***** SUPPLIED DATA *****
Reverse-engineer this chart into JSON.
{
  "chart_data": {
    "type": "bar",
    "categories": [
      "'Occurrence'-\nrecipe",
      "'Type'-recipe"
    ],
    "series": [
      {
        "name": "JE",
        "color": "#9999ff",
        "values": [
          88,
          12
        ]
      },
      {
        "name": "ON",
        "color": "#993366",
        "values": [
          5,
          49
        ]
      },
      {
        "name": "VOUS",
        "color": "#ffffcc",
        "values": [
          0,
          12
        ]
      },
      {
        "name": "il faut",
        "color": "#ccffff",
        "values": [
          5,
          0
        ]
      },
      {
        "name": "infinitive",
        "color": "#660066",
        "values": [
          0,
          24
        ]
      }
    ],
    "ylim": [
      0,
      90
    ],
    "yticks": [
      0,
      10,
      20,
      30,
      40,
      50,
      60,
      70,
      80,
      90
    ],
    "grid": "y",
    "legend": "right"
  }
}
*****
→ TASK GOAL:
Restate the whole listing exactly.

→ ANSWER BELOW:
Reverse-engineer this chart into JSON.
{
  "chart_data": {
    "type": "bar",
    "categories": [
      "'Occurrence'-\nrecipe",
      "'Type'-recipe"
    ],
    "series": [
      {
        "name": "JE",
        "color": "#9999ff",
        "values": [
          88,
          12
        ]
      },
      {
        "name": "ON",
        "color": "#993366",
        "values": [
          5,
          49
        ]
      },
      {
        "name": "VOUS",
        "color": "#ffffcc",
        "values": [
          0,
          12
        ]
      },
      {
        "name": "il faut",
        "color": "#ccffff",
        "values": [
          5,
          0
        ]
      },
      {
        "name": "infinitive",
        "color": "#660066",
        "values": [
          0,
          24
        ]
      }
    ],
    "ylim": [
      0,
      90
    ],
    "yticks": [
      0,
      10,
      20,
      30,
      40,
      50,
      60,
      70,
      80,
      90
    ],
    "grid": "y",
    "legend": "right"
  }
}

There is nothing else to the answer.